<<<<

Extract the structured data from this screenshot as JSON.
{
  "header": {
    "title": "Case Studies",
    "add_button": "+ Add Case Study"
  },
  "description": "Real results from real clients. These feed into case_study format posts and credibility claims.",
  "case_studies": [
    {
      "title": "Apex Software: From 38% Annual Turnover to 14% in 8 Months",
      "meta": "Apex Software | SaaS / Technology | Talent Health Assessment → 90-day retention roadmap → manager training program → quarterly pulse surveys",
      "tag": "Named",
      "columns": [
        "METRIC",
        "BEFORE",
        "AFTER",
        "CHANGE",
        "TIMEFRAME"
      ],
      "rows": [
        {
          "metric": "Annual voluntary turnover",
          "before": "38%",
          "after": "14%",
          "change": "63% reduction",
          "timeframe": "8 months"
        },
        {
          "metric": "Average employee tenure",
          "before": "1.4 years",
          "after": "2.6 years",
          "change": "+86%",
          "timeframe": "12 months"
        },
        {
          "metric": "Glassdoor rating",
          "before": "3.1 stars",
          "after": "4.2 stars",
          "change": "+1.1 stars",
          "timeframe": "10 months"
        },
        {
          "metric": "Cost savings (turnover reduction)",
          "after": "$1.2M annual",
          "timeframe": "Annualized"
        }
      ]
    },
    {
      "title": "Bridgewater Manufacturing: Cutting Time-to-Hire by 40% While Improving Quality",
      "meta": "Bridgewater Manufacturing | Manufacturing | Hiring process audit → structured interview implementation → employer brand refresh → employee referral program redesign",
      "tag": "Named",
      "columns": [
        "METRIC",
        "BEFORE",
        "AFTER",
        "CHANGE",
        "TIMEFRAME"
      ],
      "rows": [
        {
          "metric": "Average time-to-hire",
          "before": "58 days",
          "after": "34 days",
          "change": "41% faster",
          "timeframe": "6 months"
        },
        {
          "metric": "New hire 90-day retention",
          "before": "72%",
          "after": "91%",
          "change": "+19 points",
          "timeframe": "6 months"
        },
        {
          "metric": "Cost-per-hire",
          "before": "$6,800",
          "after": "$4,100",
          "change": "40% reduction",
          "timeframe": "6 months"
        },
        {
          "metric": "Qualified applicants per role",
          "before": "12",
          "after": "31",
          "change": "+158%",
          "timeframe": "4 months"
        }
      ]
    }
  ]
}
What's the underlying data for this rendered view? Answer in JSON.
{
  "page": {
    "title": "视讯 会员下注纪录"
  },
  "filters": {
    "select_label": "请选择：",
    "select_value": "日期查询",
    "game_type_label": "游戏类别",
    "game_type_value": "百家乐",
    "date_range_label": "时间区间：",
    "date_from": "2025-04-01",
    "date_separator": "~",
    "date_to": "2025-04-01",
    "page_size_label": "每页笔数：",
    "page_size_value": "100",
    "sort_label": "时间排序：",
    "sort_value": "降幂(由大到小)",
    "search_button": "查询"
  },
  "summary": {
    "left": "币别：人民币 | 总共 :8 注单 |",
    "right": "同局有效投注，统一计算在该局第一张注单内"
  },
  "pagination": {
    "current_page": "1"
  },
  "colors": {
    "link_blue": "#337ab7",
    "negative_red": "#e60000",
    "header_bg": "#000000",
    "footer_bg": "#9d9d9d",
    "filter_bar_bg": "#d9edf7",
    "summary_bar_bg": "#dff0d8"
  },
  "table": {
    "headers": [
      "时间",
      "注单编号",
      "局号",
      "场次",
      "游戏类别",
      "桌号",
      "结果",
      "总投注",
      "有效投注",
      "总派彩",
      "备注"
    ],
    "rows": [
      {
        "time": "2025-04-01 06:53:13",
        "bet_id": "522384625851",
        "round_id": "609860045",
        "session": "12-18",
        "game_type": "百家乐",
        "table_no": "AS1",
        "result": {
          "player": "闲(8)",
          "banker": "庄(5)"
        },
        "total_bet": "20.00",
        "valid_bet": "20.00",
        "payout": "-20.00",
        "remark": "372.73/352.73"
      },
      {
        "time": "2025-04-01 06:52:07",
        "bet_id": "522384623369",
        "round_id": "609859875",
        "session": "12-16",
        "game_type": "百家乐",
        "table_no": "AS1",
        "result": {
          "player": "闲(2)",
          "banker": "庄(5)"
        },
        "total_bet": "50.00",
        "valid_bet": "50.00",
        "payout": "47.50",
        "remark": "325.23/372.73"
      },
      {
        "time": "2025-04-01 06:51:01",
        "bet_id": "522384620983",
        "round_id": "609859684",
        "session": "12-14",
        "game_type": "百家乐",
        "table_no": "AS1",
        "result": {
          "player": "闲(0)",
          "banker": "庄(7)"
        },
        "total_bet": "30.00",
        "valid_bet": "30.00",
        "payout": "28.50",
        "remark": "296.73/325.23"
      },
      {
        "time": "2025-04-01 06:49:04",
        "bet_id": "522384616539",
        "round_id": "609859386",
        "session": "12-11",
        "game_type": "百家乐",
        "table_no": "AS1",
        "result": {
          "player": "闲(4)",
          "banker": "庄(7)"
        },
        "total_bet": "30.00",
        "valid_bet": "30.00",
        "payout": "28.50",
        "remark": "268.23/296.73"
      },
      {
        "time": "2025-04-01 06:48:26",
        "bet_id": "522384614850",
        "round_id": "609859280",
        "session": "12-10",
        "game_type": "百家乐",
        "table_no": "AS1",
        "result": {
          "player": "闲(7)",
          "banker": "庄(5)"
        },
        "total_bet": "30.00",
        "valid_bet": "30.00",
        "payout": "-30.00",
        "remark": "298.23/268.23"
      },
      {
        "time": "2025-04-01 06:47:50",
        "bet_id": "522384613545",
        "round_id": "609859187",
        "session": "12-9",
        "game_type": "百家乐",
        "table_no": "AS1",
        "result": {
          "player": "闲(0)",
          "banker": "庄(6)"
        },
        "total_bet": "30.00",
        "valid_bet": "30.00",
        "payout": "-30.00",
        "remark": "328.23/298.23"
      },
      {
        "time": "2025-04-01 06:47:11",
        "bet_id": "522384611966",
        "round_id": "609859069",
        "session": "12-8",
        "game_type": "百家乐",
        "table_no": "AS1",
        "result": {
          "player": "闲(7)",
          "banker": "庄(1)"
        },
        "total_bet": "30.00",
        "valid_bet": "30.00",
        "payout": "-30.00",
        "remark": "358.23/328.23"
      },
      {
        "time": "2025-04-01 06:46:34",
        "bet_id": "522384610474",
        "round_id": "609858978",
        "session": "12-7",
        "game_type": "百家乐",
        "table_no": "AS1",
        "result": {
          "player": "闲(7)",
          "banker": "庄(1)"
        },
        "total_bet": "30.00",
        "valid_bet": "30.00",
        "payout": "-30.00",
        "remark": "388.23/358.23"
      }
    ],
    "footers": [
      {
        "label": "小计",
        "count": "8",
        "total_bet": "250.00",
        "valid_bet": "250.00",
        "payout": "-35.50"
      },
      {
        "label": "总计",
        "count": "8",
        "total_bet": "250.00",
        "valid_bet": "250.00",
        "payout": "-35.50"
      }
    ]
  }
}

>>>>

WORK INSTRUCTIONS
Retype the material above, line by line, exactly.

ANSWER FOR THIS EXERCISE
Extract the structured data from this screenshot as JSON.
{
  "header": {
    "title": "Case Studies",
    "add_button": "+ Add Case Study"
  },
  "description": "Real results from real clients. These feed into case_study format posts and credibility claims.",
  "case_studies": [
    {
      "title": "Apex Software: From 38% Annual Turnover to 14% in 8 Months",
      "meta": "Apex Software | SaaS / Technology | Talent Health Assessment → 90-day retention roadmap → manager training program → quarterly pulse surveys",
      "tag": "Named",
      "columns": [
        "METRIC",
        "BEFORE",
        "AFTER",
        "CHANGE",
        "TIMEFRAME"
      ],
      "rows": [
        {
          "metric": "Annual voluntary turnover",
          "before": "38%",
          "after": "14%",
          "change": "63% reduction",
          "timeframe": "8 months"
        },
        {
          "metric": "Average employee tenure",
          "before": "1.4 years",
          "after": "2.6 years",
          "change": "+86%",
          "timeframe": "12 months"
        },
        {
          "metric": "Glassdoor rating",
          "before": "3.1 stars",
          "after": "4.2 stars",
          "change": "+1.1 stars",
          "timeframe": "10 months"
        },
        {
          "metric": "Cost savings (turnover reduction)",
          "after": "$1.2M annual",
          "timeframe": "Annualized"
        }
      ]
    },
    {
      "title": "Bridgewater Manufacturing: Cutting Time-to-Hire by 40% While Improving Quality",
      "meta": "Bridgewater Manufacturing | Manufacturing | Hiring process audit → structured interview implementation → employer brand refresh → employee referral program redesign",
      "tag": "Named",
      "columns": [
        "METRIC",
        "BEFORE",
        "AFTER",
        "CHANGE",
        "TIMEFRAME"
      ],
      "rows": [
        {
          "metric": "Average time-to-hire",
          "before": "58 days",
          "after": "34 days",
          "change": "41% faster",
          "timeframe": "6 months"
        },
        {
          "metric": "New hire 90-day retention",
          "before": "72%",
          "after": "91%",
          "change": "+19 points",
          "timeframe": "6 months"
        },
        {
          "metric": "Cost-per-hire",
          "before": "$6,800",
          "after": "$4,100",
          "change": "40% reduction",
          "timeframe": "6 months"
        },
        {
          "metric": "Qualified applicants per role",
          "before": "12",
          "after": "31",
          "change": "+158%",
          "timeframe": "4 months"
        }
      ]
    }
  ]
}
What's the underlying data for this rendered view? Answer in JSON.
{
  "page": {
    "title": "视讯 会员下注纪录"
  },
  "filters": {
    "select_label": "请选择：",
    "select_value": "日期查询",
    "game_type_label": "游戏类别",
    "game_type_value": "百家乐",
    "date_range_label": "时间区间：",
    "date_from": "2025-04-01",
    "date_separator": "~",
    "date_to": "2025-04-01",
    "page_size_label": "每页笔数：",
    "page_size_value": "100",
    "sort_label": "时间排序：",
    "sort_value": "降幂(由大到小)",
    "search_button": "查询"
  },
  "summary": {
    "left": "币别：人民币 | 总共 :8 注单 |",
    "right": "同局有效投注，统一计算在该局第一张注单内"
  },
  "pagination": {
    "current_page": "1"
  },
  "colors": {
    "link_blue": "#337ab7",
    "negative_red": "#e60000",
    "header_bg": "#000000",
    "footer_bg": "#9d9d9d",
    "filter_bar_bg": "#d9edf7",
    "summary_bar_bg": "#dff0d8"
  },
  "table": {
    "headers": [
      "时间",
      "注单编号",
      "局号",
      "场次",
      "游戏类别",
      "桌号",
      "结果",
      "总投注",
      "有效投注",
      "总派彩",
      "备注"
    ],
    "rows": [
      {
        "time": "2025-04-01 06:53:13",
        "bet_id": "522384625851",
        "round_id": "609860045",
        "session": "12-18",
        "game_type": "百家乐",
        "table_no": "AS1",
        "result": {
          "player": "闲(8)",
          "banker": "庄(5)"
        },
        "total_bet": "20.00",
        "valid_bet": "20.00",
        "payout": "-20.00",
        "remark": "372.73/352.73"
      },
      {
        "time": "2025-04-01 06:52:07",
        "bet_id": "522384623369",
        "round_id": "609859875",
        "session": "12-16",
        "game_type": "百家乐",
        "table_no": "AS1",
        "result": {
          "player": "闲(2)",
          "banker": "庄(5)"
        },
        "total_bet": "50.00",
        "valid_bet": "50.00",
        "payout": "47.50",
        "remark": "325.23/372.73"
      },
      {
        "time": "2025-04-01 06:51:01",
        "bet_id": "522384620983",
        "round_id": "609859684",
        "session": "12-14",
        "game_type": "百家乐",
        "table_no": "AS1",
        "result": {
          "player": "闲(0)",
          "banker": "庄(7)"
        },
        "total_bet": "30.00",
        "valid_bet": "30.00",
        "payout": "28.50",
        "remark": "296.73/325.23"
      },
      {
        "time": "2025-04-01 06:49:04",
        "bet_id": "522384616539",
        "round_id": "609859386",
        "session": "12-11",
        "game_type": "百家乐",
        "table_no": "AS1",
        "result": {
          "player": "闲(4)",
          "banker": "庄(7)"
        },
        "total_bet": "30.00",
        "valid_bet": "30.00",
        "payout": "28.50",
        "remark": "268.23/296.73"
      },
      {
        "time": "2025-04-01 06:48:26",
        "bet_id": "522384614850",
        "round_id": "609859280",
        "session": "12-10",
        "game_type": "百家乐",
        "table_no": "AS1",
        "result": {
          "player": "闲(7)",
          "banker": "庄(5)"
        },
        "total_bet": "30.00",
        "valid_bet": "30.00",
        "payout": "-30.00",
        "remark": "298.23/268.23"
      },
      {
        "time": "2025-04-01 06:47:50",
        "bet_id": "522384613545",
        "round_id": "609859187",
        "session": "12-9",
        "game_type": "百家乐",
        "table_no": "AS1",
        "result": {
          "player": "闲(0)",
          "banker": "庄(6)"
        },
        "total_bet": "30.00",
        "valid_bet": "30.00",
        "payout": "-30.00",
        "remark": "328.23/298.23"
      },
      {
        "time": "2025-04-01 06:47:11",
        "bet_id": "522384611966",
        "round_id": "609859069",
        "session": "12-8",
        "game_type": "百家乐",
        "table_no": "AS1",
        "result": {
          "player": "闲(7)",
          "banker": "庄(1)"
        },
        "total_bet": "30.00",
        "valid_bet": "30.00",
        "payout": "-30.00",
        "remark": "358.23/328.23"
      },
      {
        "time": "2025-04-01 06:46:34",
        "bet_id": "522384610474",
        "round_id": "609858978",
        "session": "12-7",
        "game_type": "百家乐",
        "table_no": "AS1",
        "result": {
          "player": "闲(7)",
          "banker": "庄(1)"
        },
        "total_bet": "30.00",
        "valid_bet": "30.00",
        "payout": "-30.00",
        "remark": "388.23/358.23"
      }
    ],
    "footers": [
      {
        "label": "小计",
        "count": "8",
        "total_bet": "250.00",
        "valid_bet": "250.00",
        "payout": "-35.50"
      },
      {
        "label": "总计",
        "count": "8",
        "total_bet": "250.00",
        "valid_bet": "250.00",
        "payout": "-35.50"
      }
    ]
  }
}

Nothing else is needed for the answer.